(Stored data entries)
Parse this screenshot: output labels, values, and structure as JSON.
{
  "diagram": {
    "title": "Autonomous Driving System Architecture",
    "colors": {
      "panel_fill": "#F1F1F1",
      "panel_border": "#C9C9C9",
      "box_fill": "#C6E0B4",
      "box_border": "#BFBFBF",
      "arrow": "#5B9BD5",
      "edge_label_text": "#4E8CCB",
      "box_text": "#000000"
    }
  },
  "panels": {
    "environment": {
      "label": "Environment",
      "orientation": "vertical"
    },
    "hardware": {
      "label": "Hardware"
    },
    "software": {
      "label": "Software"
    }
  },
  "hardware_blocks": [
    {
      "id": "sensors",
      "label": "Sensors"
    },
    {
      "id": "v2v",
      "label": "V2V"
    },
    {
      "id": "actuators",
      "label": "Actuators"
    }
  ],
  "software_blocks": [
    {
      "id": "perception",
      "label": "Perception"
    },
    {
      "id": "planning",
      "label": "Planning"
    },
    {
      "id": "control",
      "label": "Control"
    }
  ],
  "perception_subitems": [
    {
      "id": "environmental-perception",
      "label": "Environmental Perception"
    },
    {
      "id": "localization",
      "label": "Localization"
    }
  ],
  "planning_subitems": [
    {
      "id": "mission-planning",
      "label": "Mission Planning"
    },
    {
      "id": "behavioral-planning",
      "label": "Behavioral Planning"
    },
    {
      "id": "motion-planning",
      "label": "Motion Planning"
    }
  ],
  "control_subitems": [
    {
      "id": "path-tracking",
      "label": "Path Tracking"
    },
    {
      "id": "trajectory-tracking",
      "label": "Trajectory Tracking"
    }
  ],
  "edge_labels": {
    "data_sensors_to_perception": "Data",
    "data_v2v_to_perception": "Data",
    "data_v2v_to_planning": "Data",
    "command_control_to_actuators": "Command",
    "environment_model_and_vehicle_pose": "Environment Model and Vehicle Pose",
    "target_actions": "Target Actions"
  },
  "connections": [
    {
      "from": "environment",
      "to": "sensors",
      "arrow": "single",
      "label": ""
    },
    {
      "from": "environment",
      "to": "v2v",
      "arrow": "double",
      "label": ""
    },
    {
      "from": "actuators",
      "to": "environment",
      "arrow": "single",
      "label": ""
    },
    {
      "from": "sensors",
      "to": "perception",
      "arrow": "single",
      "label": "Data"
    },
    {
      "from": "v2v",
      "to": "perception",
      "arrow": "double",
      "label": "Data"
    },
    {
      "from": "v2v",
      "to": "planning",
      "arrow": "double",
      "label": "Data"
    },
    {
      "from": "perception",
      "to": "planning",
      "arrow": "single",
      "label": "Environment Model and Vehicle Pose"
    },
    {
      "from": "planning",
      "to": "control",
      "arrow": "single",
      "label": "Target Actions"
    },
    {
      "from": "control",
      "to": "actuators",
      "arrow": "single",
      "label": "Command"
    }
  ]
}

## Problem requirements
The records above should all be quoted exactly, please.

## Written answer
Parse this screenshot: output labels, values, and structure as JSON.
{
  "diagram": {
    "title": "Autonomous Driving System Architecture",
    "colors": {
      "panel_fill": "#F1F1F1",
      "panel_border": "#C9C9C9",
      "box_fill": "#C6E0B4",
      "box_border": "#BFBFBF",
      "arrow": "#5B9BD5",
      "edge_label_text": "#4E8CCB",
      "box_text": "#000000"
    }
  },
  "panels": {
    "environment": {
      "label": "Environment",
      "orientation": "vertical"
    },
    "hardware": {
      "label": "Hardware"
    },
    "software": {
      "label": "Software"
    }
  },
  "hardware_blocks": [
    {
      "id": "sensors",
      "label": "Sensors"
    },
    {
      "id": "v2v",
      "label": "V2V"
    },
    {
      "id": "actuators",
      "label": "Actuators"
    }
  ],
  "software_blocks": [
    {
      "id": "perception",
      "label": "Perception"
    },
    {
      "id": "planning",
      "label": "Planning"
    },
    {
      "id": "control",
      "label": "Control"
    }
  ],
  "perception_subitems": [
    {
      "id": "environmental-perception",
      "label": "Environmental Perception"
    },
    {
      "id": "localization",
      "label": "Localization"
    }
  ],
  "planning_subitems": [
    {
      "id": "mission-planning",
      "label": "Mission Planning"
    },
    {
      "id": "behavioral-planning",
      "label": "Behavioral Planning"
    },
    {
      "id": "motion-planning",
      "label": "Motion Planning"
    }
  ],
  "control_subitems": [
    {
      "id": "path-tracking",
      "label": "Path Tracking"
    },
    {
      "id": "trajectory-tracking",
      "label": "Trajectory Tracking"
    }
  ],
  "edge_labels": {
    "data_sensors_to_perception": "Data",
    "data_v2v_to_perception": "Data",
    "data_v2v_to_planning": "Data",
    "command_control_to_actuators": "Command",
    "environment_model_and_vehicle_pose": "Environment Model and Vehicle Pose",
    "target_actions": "Target Actions"
  },
  "connections": [
    {
      "from": "environment",
      "to": "sensors",
      "arrow": "single",
      "label": ""
    },
    {
      "from": "environment",
      "to": "v2v",
      "arrow": "double",
      "label": ""
    },
    {
      "from": "actuators",
      "to": "environment",
      "arrow": "single",
      "label": ""
    },
    {
      "from": "sensors",
      "to": "perception",
      "arrow": "single",
      "label": "Data"
    },
    {
      "from": "v2v",
      "to": "perception",
      "arrow": "double",
      "label": "Data"
    },
    {
      "from": "v2v",
      "to": "planning",
      "arrow": "double",
      "label": "Data"
    },
    {
      "from": "perception",
      "to": "planning",
      "arrow": "single",
      "label": "Environment Model and Vehicle Pose"
    },
    {
      "from": "planning",
      "to": "control",
      "arrow": "single",
      "label": "Target Actions"
    },
    {
      "from": "control",
      "to": "actuators",
      "arrow": "single",
      "label": "Command"
    }
  ]
}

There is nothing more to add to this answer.